### Do this
Answer these from the forum thread about leaving a softball team:
1. Over what period does the first poster tell the daughter they will play with several teams?
2. According to the poster from North Carolina, what was the HC's response?
3. What kind of coaches does the poster from North Carolina strongly prefer?

### Passage to read
We quit our team today

Welcome to Discuss Fastpitch

Your FREE Account is waiting to the Best Softball Community on the Web.

Jun 12, 2015
3,848
83
That's the whole point of leaving, to enjoy the ride. Nobody was enjoying the ride. I just want to be sure where we land, it'll be fun. She'll get to play and have a good time, that she'll like the girls and the coaches. I said earlier on, who knows what she'll be doing in a few years. She might not be playing at all, like you said. I'm not worried about all that. I'm worried about her having fun THIS season! I'm just nervous about the whole flip a coin option because of the coaching. Then again, we thought we were careful in the fall and look what happened. Maybe we should have flipped a coin then ;)

We downplay the angst with her but obviously, everyone in the house knows there's an issue. I told her, we'll play with several teams over the next month, it's going to be awesome and fun, and when we check out a few we can decide which one we like best. She doesn't seem stressed about it at all now that we've left, so that's good. We're telling her and ourselves and the coaches we're playing with, right now we're not thinking about decisions, we're just going to play some ball and see what we like. But it's different here, because there are so many more experienced parents/coaches/players. Here I can get actual advice and maybe get some ideas of things I may not have thought of (there has been a lot of that here in this thread and in others, and I'm really grateful :)). So the angst is definitely amped up on this thread, compared to real life, because I'm trying to see all the angles. If that makes sense.
 
Jun 27, 2011
5,083
0
North Carolina
HC's response was that he didn't care if they liked it or not.

I strongly prefer coaches who care how my daughter feels. I would never say something like this as a coach.

### Provided data
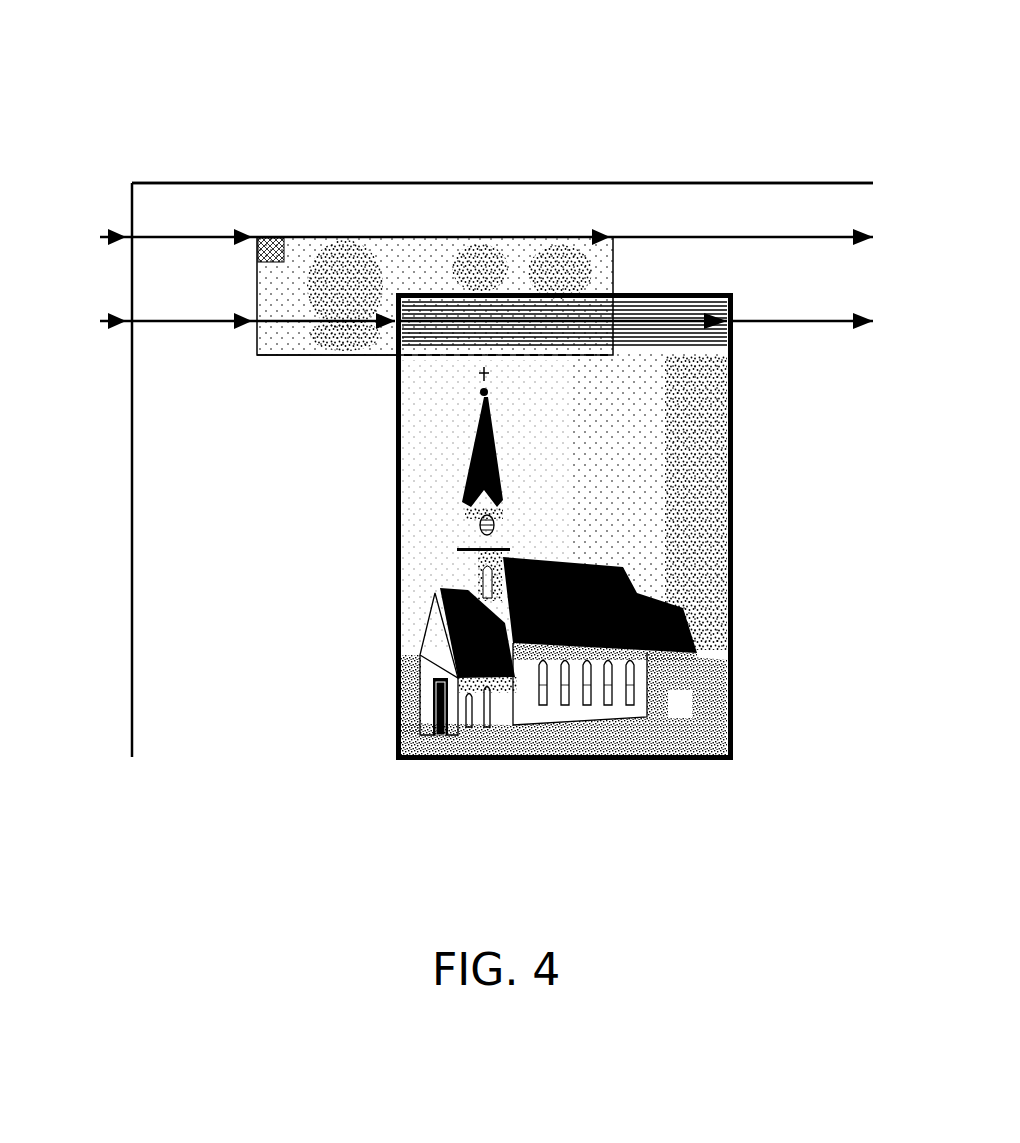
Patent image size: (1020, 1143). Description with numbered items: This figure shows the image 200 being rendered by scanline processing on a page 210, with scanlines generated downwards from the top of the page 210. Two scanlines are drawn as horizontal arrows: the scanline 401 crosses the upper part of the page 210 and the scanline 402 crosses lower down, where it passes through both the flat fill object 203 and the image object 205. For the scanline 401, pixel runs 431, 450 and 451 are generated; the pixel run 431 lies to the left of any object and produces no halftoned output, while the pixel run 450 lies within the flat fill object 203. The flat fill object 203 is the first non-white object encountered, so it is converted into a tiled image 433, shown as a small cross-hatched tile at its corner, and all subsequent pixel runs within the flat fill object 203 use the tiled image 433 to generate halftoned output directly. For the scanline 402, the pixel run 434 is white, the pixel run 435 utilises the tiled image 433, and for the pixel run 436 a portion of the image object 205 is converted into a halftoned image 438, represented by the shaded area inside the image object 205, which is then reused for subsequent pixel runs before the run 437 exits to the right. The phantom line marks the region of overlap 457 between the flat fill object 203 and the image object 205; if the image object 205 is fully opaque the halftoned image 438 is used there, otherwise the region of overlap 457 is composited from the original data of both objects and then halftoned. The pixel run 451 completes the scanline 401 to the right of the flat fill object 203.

### Finished task
1. Over the next month.
2. He didn't care if they liked it or not.
3. Coaches who care how the poster's daughter feels.